▶ [Stored entries]:
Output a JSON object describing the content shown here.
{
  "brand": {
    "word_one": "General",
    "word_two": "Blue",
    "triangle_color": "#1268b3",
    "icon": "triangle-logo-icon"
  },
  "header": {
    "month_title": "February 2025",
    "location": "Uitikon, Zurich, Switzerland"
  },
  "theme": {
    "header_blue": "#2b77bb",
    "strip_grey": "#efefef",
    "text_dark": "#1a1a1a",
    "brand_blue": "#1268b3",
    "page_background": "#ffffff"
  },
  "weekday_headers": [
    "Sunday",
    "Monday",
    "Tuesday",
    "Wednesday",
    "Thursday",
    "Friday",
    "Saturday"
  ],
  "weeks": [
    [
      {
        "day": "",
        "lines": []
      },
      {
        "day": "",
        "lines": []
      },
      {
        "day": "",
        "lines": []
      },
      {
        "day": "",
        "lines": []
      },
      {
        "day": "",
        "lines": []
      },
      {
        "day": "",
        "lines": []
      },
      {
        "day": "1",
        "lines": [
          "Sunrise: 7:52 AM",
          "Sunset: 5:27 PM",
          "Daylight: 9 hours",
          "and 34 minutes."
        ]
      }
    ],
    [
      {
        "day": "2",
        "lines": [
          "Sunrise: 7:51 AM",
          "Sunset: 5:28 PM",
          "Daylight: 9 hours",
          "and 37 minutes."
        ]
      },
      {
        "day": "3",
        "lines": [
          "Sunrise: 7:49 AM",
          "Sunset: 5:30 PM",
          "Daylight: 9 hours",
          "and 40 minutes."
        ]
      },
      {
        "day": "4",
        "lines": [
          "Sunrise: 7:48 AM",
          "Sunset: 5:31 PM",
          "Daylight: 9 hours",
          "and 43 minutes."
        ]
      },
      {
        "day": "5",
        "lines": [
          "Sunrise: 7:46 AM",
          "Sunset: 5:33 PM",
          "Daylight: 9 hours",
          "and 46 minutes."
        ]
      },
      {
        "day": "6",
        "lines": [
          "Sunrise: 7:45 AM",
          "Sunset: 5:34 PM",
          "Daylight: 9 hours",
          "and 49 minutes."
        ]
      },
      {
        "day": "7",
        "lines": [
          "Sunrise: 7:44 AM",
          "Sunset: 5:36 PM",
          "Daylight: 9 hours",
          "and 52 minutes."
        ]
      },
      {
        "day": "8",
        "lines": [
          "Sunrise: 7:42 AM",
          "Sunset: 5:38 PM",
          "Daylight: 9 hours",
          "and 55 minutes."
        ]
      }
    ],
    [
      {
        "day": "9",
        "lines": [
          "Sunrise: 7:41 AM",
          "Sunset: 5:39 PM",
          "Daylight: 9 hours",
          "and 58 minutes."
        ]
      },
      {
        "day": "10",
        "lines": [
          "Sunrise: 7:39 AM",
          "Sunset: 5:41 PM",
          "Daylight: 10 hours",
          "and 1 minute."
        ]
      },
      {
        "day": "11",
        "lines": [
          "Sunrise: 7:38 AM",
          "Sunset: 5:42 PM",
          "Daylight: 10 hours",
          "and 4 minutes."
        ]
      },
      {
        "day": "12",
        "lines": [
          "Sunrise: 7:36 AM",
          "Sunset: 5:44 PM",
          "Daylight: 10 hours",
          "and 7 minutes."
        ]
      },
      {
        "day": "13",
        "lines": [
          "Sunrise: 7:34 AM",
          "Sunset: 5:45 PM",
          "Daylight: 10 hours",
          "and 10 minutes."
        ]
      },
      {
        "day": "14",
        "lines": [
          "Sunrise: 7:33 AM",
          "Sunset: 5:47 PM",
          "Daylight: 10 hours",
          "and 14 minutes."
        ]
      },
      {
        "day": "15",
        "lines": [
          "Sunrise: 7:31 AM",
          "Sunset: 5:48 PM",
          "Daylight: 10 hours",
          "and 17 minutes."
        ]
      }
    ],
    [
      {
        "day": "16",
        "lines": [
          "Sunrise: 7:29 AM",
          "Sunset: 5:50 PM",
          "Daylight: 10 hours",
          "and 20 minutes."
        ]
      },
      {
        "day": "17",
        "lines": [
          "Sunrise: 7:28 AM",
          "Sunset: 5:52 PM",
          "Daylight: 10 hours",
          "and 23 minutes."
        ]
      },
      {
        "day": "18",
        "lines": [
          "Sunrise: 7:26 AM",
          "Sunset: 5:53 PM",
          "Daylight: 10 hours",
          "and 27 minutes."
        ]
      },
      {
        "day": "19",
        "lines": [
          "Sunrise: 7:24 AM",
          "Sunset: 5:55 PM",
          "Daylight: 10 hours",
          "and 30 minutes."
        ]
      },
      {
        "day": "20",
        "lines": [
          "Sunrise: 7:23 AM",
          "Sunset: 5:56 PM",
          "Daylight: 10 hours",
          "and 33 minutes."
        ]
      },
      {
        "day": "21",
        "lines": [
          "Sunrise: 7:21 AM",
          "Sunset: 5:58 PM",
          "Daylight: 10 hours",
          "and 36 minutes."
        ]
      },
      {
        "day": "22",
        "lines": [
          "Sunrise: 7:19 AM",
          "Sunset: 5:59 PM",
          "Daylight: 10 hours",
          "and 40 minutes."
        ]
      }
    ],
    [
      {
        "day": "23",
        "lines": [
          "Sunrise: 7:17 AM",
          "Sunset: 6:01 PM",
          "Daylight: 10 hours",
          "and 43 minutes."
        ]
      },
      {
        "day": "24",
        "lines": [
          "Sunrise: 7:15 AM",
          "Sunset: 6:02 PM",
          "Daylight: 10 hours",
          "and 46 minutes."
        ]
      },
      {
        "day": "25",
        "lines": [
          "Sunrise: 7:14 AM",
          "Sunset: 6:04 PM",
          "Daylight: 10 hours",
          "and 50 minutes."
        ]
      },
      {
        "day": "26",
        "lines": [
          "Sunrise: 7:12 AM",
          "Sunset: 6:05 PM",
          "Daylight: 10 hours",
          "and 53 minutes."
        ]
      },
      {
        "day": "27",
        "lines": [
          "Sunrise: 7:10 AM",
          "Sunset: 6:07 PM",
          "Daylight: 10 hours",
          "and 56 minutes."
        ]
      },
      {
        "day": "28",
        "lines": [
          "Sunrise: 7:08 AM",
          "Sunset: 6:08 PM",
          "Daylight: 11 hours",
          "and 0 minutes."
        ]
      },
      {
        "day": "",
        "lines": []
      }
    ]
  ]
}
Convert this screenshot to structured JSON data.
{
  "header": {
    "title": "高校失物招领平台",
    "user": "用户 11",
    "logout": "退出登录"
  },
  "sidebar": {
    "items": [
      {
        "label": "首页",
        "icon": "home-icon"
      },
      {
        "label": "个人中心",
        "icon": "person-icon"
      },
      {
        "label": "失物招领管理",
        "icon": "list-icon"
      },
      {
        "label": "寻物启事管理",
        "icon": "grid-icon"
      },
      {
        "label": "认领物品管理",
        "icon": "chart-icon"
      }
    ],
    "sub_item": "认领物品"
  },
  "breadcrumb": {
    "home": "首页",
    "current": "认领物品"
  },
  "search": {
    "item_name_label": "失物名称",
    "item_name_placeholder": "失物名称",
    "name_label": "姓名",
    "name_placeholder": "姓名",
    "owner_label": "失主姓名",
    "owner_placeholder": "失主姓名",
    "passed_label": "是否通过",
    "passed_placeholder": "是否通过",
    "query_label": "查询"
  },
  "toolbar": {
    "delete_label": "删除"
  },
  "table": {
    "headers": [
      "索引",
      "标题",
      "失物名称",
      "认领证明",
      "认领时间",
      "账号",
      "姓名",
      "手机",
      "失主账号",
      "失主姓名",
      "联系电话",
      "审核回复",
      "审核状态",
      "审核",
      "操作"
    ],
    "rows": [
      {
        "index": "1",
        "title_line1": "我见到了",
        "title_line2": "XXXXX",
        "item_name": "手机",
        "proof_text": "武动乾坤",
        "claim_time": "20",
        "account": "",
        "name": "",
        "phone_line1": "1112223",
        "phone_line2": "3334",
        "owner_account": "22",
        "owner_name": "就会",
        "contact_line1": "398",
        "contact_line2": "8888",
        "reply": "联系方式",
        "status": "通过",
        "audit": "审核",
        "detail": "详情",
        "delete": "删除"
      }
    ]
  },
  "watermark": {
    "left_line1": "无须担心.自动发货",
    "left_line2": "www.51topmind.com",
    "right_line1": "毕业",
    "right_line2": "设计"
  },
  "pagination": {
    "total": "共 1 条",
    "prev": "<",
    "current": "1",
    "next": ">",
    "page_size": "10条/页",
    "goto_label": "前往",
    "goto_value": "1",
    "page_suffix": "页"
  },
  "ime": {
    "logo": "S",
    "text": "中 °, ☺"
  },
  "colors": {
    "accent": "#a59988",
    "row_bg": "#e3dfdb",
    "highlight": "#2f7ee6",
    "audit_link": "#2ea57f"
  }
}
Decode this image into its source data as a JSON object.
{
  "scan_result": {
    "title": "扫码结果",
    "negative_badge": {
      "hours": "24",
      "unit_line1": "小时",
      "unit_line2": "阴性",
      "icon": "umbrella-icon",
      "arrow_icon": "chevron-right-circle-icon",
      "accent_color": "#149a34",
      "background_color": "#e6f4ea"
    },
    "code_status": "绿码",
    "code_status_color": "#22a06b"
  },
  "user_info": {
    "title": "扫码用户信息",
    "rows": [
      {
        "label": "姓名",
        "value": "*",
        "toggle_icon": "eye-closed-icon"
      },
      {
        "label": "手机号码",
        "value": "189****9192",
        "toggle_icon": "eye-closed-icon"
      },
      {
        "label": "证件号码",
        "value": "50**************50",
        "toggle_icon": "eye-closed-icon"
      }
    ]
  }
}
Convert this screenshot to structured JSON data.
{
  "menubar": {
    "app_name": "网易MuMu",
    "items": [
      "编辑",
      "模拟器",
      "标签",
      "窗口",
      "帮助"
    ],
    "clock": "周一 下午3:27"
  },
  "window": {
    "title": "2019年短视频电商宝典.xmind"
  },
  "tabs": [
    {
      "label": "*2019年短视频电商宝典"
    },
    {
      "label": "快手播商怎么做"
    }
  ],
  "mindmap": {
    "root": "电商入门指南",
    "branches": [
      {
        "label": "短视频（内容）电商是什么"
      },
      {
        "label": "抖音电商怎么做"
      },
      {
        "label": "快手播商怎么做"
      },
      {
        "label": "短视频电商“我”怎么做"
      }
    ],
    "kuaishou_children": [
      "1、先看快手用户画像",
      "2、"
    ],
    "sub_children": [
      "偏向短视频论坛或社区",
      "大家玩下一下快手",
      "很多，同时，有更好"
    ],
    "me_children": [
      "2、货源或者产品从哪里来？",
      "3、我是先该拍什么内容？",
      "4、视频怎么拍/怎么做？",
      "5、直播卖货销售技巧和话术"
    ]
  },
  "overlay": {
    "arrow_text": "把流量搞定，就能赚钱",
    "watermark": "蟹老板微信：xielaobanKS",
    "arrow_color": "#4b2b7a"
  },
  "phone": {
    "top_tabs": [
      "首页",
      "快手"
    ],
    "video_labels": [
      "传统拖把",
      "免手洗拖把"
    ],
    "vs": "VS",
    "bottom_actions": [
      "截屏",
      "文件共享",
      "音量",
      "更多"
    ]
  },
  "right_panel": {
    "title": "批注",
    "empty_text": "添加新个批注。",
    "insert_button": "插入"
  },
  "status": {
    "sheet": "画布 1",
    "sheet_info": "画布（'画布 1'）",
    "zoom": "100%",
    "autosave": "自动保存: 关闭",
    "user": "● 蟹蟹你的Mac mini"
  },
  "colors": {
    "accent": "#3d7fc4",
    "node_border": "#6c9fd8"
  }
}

▶ [Set task]: Return every line from the records above that holds the word "object".

▶ [Response]:
Output a JSON object describing the content shown here.
Decode this image into its source data as a JSON object.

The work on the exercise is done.